**Excerpt**
Brian Fowler

Personal information
- Full name: Brian Andrew Fowler
- Born: 13 September 1962 (age 63) Christchurch, New Zealand

Major wins
- Stage races Tour of Southland (1985, 1986, 1987, 1988, 1989, 1990, 1992, 1995) Tour of Wellington (1989, 1990, 1991, 1992) One-day races and Classics National Road race Championships (1988, 1989) National Time trial Championships (1995)

Medal record
Men's cycling
Representing New Zealand
Commonwealth Games
| Gold medal – first place | 1990 Auckland | Team Time Trial |
| Silver medal – second place | 1982 Brisbane | Team Pursuit |
| Silver medal – second place | 1986 Edinburgh | Road Race |
| Silver medal – second place | 1990 Auckland | Road Race |
| Silver medal – second place | 1994 Victoria | Road Race |
| Bronze medal – third place | 1994 Victoria | Team Time Trial |

= Brian Fowler (cyclist) =

New Zealand cyclist (born 1962)

**Exercises to complete**
[a] Write down the Brian Fowler profile word for word, everything from "Medal record" down to "cyclist (born 1962)".
[b] Pick up the Brian Fowler profile where it stops and keep writing it.
The data after this text comes from a separate source.

[Coordinate annotation data]
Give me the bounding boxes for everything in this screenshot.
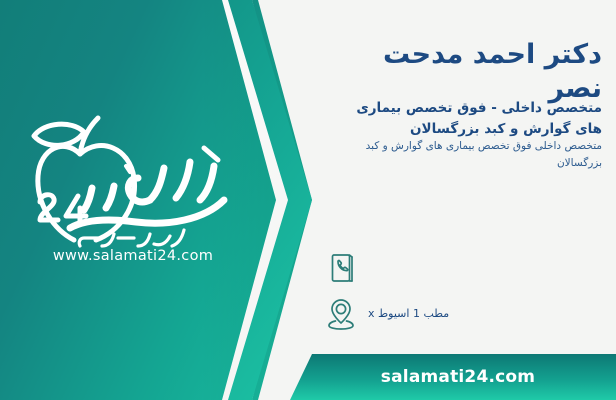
doctor-name: دکتر احمد مدحت نصر: [324, 38, 602, 106]
tagline-stroke-1: [154, 236, 170, 245]
footer-bar: salamati24.com: [290, 354, 616, 400]
apple-leaf-icon: [34, 124, 84, 145]
contact-row-location[interactable]: مطب 1 اسیوط x: [324, 294, 600, 334]
doctor-specialty-primary: متخصص داخلی - فوق تخصص بیماری های گوارش …: [334, 98, 602, 140]
logo-alef-stroke: [200, 166, 214, 200]
business-card: www.salamati24.com دکتر احمد مدحت نصر مت…: [0, 0, 616, 400]
logo-lam-stroke: [176, 162, 190, 198]
logo-mim-bowl: [128, 178, 150, 202]
logo-website-url: www.salamati24.com: [38, 248, 228, 264]
contact-list: مطب 1 اسیوط x: [324, 248, 600, 340]
contact-row-phone[interactable]: [324, 248, 600, 288]
footer-website[interactable]: salamati24.com: [381, 367, 535, 387]
logo-noon-stroke: [84, 188, 92, 210]
tagline-stroke-2: [138, 234, 150, 246]
location-pin-icon[interactable]: [324, 294, 358, 334]
phone-book-icon[interactable]: [324, 248, 358, 288]
doctor-specialty-secondary: متخصص داخلی فوق تخصص بیماری های گوارش و …: [334, 138, 602, 172]
logo-teh-stroke: [106, 186, 114, 208]
contact-location-label: مطب 1 اسیوط x: [368, 306, 449, 321]
logo-mim-stroke: [150, 168, 164, 200]
logo-madd-stroke: [204, 148, 218, 160]
salamati24-logo: [18, 104, 242, 264]
tagline-stroke-6: [172, 230, 184, 246]
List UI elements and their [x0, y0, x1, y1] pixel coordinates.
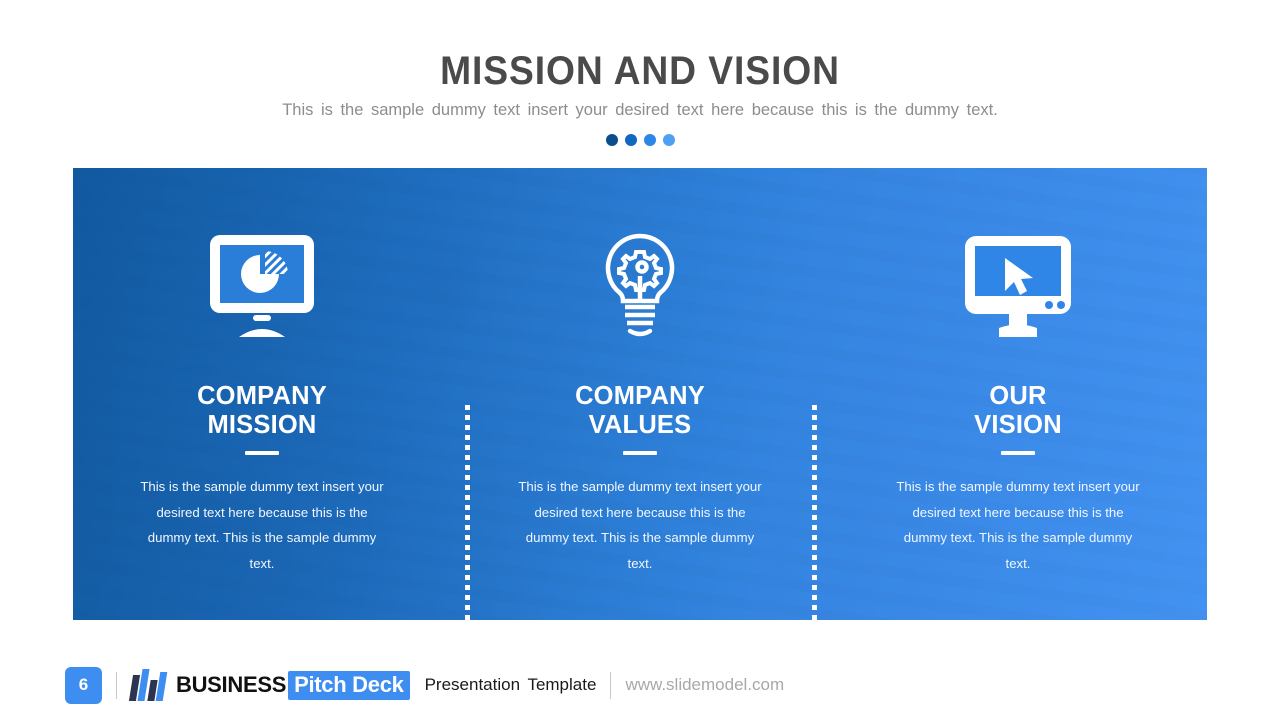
- footer-divider-1: [116, 672, 117, 699]
- column-title-line1: COMPANY: [575, 382, 705, 410]
- column-body-text: This is the sample dummy text insert you…: [892, 474, 1144, 576]
- column-body-text: This is the sample dummy text insert you…: [136, 474, 388, 576]
- footer-divider-2: [610, 672, 611, 699]
- dot-indicator-group: [0, 134, 1280, 146]
- brand-name: BUSINESS Pitch Deck: [176, 671, 410, 700]
- page-number-badge: 6: [65, 667, 102, 704]
- dotted-divider-1: [465, 405, 470, 620]
- column-title-line2: MISSION: [207, 411, 316, 439]
- column-title-line2: VISION: [974, 411, 1062, 439]
- brand-logo-icon: [131, 669, 165, 701]
- monitor-cursor-icon: [963, 230, 1073, 342]
- columns-group: COMPANY MISSION This is the sample dummy…: [73, 168, 1207, 620]
- dot-indicator-2: [625, 134, 637, 146]
- brand-secondary: Pitch Deck: [288, 671, 410, 700]
- dot-indicator-3: [644, 134, 656, 146]
- dot-indicator-4: [663, 134, 675, 146]
- title-underline: [1001, 451, 1035, 455]
- slide-header: MISSION AND VISION This is the sample du…: [0, 0, 1280, 146]
- brand-primary: BUSINESS: [176, 672, 286, 698]
- title-underline: [623, 451, 657, 455]
- column-title: OUR VISION: [974, 382, 1062, 439]
- content-banner: COMPANY MISSION This is the sample dummy…: [73, 168, 1207, 620]
- column-company-values[interactable]: COMPANY VALUES This is the sample dummy …: [451, 168, 829, 620]
- lightbulb-gear-icon: [592, 230, 688, 342]
- slide-footer: 6 BUSINESS Pitch Deck Presentation Templ…: [65, 662, 784, 708]
- footer-url[interactable]: www.slidemodel.com: [625, 675, 784, 695]
- dotted-divider-2: [812, 405, 817, 620]
- column-company-mission[interactable]: COMPANY MISSION This is the sample dummy…: [73, 168, 451, 620]
- logo-bar-4: [156, 672, 168, 701]
- column-body-text: This is the sample dummy text insert you…: [514, 474, 766, 576]
- column-title: COMPANY VALUES: [575, 382, 705, 439]
- footer-tagline: Presentation Template: [425, 675, 597, 695]
- page-subtitle: This is the sample dummy text insert you…: [0, 101, 1280, 120]
- column-title-line2: VALUES: [589, 411, 692, 439]
- column-title: COMPANY MISSION: [197, 382, 327, 439]
- monitor-pie-chart-icon: [209, 230, 315, 342]
- title-underline: [245, 451, 279, 455]
- page-title: MISSION AND VISION: [45, 50, 1235, 92]
- dot-indicator-1: [606, 134, 618, 146]
- column-title-line1: OUR: [989, 382, 1046, 410]
- column-our-vision[interactable]: OUR VISION This is the sample dummy text…: [829, 168, 1207, 620]
- column-title-line1: COMPANY: [197, 382, 327, 410]
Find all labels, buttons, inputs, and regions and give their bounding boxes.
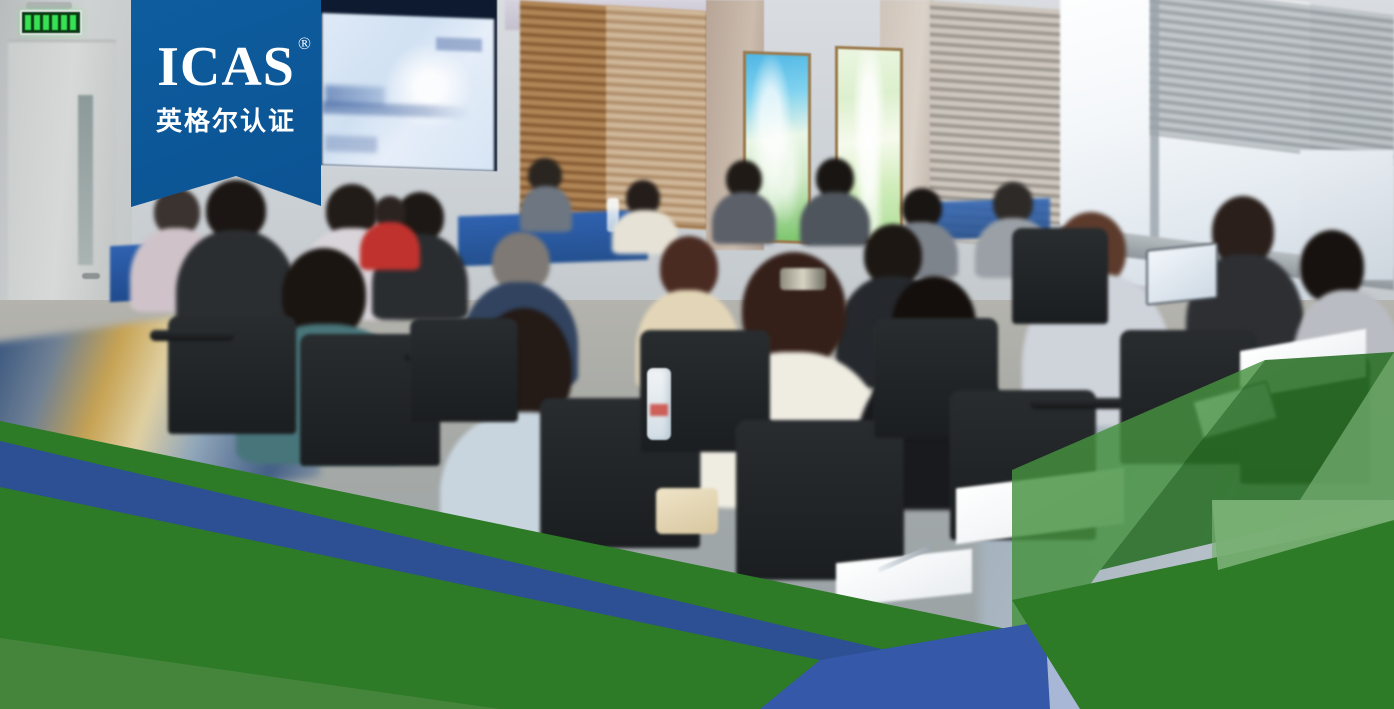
icas-event-banner: ICAS ® 英格尔认证	[0, 0, 1394, 709]
attendee-back-1	[520, 158, 572, 228]
snack-bag	[656, 488, 718, 534]
slide-footer-text	[325, 135, 377, 153]
chair-3	[410, 318, 518, 422]
chair-arm-4	[1030, 398, 1126, 409]
hair-clip-accessory	[780, 268, 826, 290]
chair-11	[1012, 228, 1108, 324]
slide-logo-icon	[436, 37, 482, 52]
exit-sign-icon	[20, 10, 82, 35]
water-bottle-foreground	[647, 368, 671, 440]
torso	[520, 186, 572, 232]
chair-arm-1	[150, 330, 234, 341]
emergency-lamp	[26, 2, 72, 9]
attendee-back-3	[712, 160, 776, 240]
room-door	[8, 40, 116, 342]
chair-6	[736, 420, 904, 580]
laptop-screen	[1146, 242, 1218, 306]
door-glass-panel	[78, 95, 93, 265]
exit-sign-glyphs	[25, 15, 77, 30]
door-handle	[82, 273, 100, 279]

**Results**
[a]
Medal record
Men's cycling
Representing New Zealand
Commonwealth Games
| Gold medal – first place | 1990 Auckland | Team Time Trial |
| Silver medal – second place | 1982 Brisbane | Team Pursuit |
| Silver medal – second place | 1986 Edinburgh | Road Race |
| Silver medal – second place | 1990 Auckland | Road Race |
| Silver medal – second place | 1994 Victoria | Road Race |
| Bronze medal – third place | 1994 Victoria | Team Time Trial |

= Brian Fowler (cyclist) =

New Zealand cyclist (born 1962)

[b]
Brian Andrew Fowler (born 13 September 1962) is a retired cyclist who represented New Zealand at four consecutive Summer Olympics, starting in 1984. In 1983, he rode Paris–Nice finishing 43rd.

== Career ==
He won six medals (one gold, four silvers, one bronze) at four consecutive Commonwealth Games. Fowler's finest hour came when he won the gold medal in the men's team time trial at the 1990 Commonwealth Games.

Fowler won the Tour of Southland a record eight times. He also holds the record for number of wins in the Tour of Wellington, with four consecutive successes.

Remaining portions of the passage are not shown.